• Stated task: Could you transcribe the material below exactly, without leaving out a single line?

• Dataset entries:
····················

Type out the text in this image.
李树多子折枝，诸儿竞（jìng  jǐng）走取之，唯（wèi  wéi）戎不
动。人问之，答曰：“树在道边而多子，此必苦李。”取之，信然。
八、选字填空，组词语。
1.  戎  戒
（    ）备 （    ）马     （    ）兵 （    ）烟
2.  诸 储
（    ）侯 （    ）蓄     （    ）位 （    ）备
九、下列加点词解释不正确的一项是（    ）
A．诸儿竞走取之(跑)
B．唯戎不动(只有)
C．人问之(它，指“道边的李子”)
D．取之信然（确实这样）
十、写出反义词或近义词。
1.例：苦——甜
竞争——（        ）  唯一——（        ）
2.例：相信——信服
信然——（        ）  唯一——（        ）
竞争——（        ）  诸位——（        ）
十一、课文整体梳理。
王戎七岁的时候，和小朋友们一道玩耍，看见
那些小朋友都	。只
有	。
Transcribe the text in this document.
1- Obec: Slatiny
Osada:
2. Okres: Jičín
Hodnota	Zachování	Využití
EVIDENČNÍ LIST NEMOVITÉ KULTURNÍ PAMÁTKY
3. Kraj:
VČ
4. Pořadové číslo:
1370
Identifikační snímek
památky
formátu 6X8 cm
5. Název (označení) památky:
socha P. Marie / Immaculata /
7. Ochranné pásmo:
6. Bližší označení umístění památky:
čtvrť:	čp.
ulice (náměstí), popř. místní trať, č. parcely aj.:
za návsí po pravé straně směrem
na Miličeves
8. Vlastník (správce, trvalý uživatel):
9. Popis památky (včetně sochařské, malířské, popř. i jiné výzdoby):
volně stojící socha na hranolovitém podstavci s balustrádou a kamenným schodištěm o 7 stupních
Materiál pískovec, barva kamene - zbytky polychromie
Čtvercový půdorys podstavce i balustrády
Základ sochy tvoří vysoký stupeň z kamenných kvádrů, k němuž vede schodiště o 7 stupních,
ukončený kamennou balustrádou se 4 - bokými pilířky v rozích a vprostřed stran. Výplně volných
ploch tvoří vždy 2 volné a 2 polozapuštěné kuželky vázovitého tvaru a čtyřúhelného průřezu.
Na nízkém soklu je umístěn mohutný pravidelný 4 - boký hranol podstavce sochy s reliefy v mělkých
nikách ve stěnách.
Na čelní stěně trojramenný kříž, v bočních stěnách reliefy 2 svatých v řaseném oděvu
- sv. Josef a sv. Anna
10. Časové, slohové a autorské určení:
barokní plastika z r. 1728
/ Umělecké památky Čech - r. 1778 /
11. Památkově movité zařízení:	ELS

····················

• Written answer:
Type out the text in this image.
李树多子折枝，诸儿竞（jìng  jǐng）走取之，唯（wèi  wéi）戎不
动。人问之，答曰：“树在道边而多子，此必苦李。”取之，信然。
八、选字填空，组词语。
1.  戎  戒
（    ）备 （    ）马     （    ）兵 （    ）烟
2.  诸 储
（    ）侯 （    ）蓄     （    ）位 （    ）备
九、下列加点词解释不正确的一项是（    ）
A．诸儿竞走取之(跑)
B．唯戎不动(只有)
C．人问之(它，指“道边的李子”)
D．取之信然（确实这样）
十、写出反义词或近义词。
1.例：苦——甜
竞争——（        ）  唯一——（        ）
2.例：相信——信服
信然——（        ）  唯一——（        ）
竞争——（        ）  诸位——（        ）
十一、课文整体梳理。
王戎七岁的时候，和小朋友们一道玩耍，看见
那些小朋友都	。只
有	。
Transcribe the text in this document.
1- Obec: Slatiny
Osada:
2. Okres: Jičín
Hodnota	Zachování	Využití
EVIDENČNÍ LIST NEMOVITÉ KULTURNÍ PAMÁTKY
3. Kraj:
VČ
4. Pořadové číslo:
1370
Identifikační snímek
památky
formátu 6X8 cm
5. Název (označení) památky:
socha P. Marie / Immaculata /
7. Ochranné pásmo:
6. Bližší označení umístění památky:
čtvrť:	čp.
ulice (náměstí), popř. místní trať, č. parcely aj.:
za návsí po pravé straně směrem
na Miličeves
8. Vlastník (správce, trvalý uživatel):
9. Popis památky (včetně sochařské, malířské, popř. i jiné výzdoby):
volně stojící socha na hranolovitém podstavci s balustrádou a kamenným schodištěm o 7 stupních
Materiál pískovec, barva kamene - zbytky polychromie
Čtvercový půdorys podstavce i balustrády
Základ sochy tvoří vysoký stupeň z kamenných kvádrů, k němuž vede schodiště o 7 stupních,
ukončený kamennou balustrádou se 4 - bokými pilířky v rozích a vprostřed stran. Výplně volných
ploch tvoří vždy 2 volné a 2 polozapuštěné kuželky vázovitého tvaru a čtyřúhelného průřezu.
Na nízkém soklu je umístěn mohutný pravidelný 4 - boký hranol podstavce sochy s reliefy v mělkých
nikách ve stěnách.
Na čelní stěně trojramenný kříž, v bočních stěnách reliefy 2 svatých v řaseném oděvu
- sv. Josef a sv. Anna
10. Časové, slohové a autorské určení:
barokní plastika z r. 1728
/ Umělecké památky Čech - r. 1778 /
11. Památkově movité zařízení:	ELS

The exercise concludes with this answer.